# YOUR OBJECTIVE
Write the number of lines holding the word "Projektion", and nothing else.

# Data entries for graphics
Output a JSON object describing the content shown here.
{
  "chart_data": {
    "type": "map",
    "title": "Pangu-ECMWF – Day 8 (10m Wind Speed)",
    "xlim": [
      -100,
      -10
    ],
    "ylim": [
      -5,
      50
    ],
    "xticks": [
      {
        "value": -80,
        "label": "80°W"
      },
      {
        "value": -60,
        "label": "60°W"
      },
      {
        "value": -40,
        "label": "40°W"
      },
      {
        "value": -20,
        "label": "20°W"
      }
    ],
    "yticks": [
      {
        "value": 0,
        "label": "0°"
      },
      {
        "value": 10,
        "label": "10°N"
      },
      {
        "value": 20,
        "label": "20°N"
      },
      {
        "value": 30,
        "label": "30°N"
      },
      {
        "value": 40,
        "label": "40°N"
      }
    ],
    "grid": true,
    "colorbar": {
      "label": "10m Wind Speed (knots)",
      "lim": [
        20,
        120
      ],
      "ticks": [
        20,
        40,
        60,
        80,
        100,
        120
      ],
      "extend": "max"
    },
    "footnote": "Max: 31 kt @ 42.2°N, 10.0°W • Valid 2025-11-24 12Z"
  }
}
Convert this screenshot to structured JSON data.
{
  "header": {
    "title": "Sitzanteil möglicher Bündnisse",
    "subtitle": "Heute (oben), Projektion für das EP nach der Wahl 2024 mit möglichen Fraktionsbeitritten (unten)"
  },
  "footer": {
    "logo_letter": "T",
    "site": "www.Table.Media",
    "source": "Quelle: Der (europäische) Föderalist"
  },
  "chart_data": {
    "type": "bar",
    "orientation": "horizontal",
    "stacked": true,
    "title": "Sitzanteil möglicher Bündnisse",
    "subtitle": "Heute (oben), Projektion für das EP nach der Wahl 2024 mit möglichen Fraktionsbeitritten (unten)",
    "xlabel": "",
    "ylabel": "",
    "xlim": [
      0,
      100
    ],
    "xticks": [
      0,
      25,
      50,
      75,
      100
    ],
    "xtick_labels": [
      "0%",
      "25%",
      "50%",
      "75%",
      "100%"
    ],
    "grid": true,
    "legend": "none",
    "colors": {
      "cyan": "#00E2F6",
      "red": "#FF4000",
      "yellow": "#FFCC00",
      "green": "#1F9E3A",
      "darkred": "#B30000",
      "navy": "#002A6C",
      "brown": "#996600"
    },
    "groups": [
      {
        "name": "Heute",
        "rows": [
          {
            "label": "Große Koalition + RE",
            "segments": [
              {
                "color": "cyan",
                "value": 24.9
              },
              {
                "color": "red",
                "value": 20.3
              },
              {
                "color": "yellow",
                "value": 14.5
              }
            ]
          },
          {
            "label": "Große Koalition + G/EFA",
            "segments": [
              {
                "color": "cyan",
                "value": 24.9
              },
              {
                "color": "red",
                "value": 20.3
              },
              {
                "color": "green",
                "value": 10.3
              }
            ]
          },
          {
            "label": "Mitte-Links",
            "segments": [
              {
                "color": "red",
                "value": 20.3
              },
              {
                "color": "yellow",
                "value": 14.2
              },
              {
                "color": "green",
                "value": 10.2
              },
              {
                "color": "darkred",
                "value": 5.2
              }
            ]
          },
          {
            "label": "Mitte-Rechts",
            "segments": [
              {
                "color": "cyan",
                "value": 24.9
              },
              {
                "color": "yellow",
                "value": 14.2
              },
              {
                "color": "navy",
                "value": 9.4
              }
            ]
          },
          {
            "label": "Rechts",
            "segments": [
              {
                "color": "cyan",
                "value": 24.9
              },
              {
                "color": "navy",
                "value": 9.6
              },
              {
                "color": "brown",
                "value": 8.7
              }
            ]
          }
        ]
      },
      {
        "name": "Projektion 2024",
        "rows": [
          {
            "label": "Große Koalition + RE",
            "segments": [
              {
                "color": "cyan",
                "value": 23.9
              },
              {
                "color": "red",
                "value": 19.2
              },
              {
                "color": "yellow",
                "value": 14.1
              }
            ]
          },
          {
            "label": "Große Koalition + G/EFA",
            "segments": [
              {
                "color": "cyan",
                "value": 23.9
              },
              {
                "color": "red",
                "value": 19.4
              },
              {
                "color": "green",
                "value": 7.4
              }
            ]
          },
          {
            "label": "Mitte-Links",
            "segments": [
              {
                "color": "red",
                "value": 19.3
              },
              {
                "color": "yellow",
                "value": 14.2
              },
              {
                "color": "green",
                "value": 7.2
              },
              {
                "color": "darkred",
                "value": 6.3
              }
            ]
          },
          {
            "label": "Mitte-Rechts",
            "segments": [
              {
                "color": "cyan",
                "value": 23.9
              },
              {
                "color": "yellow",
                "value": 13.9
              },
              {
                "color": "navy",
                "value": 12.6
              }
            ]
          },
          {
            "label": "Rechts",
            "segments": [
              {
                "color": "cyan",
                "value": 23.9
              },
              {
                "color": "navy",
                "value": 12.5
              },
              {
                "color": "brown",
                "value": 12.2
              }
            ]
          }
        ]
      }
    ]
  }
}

# FULL ANSWER
3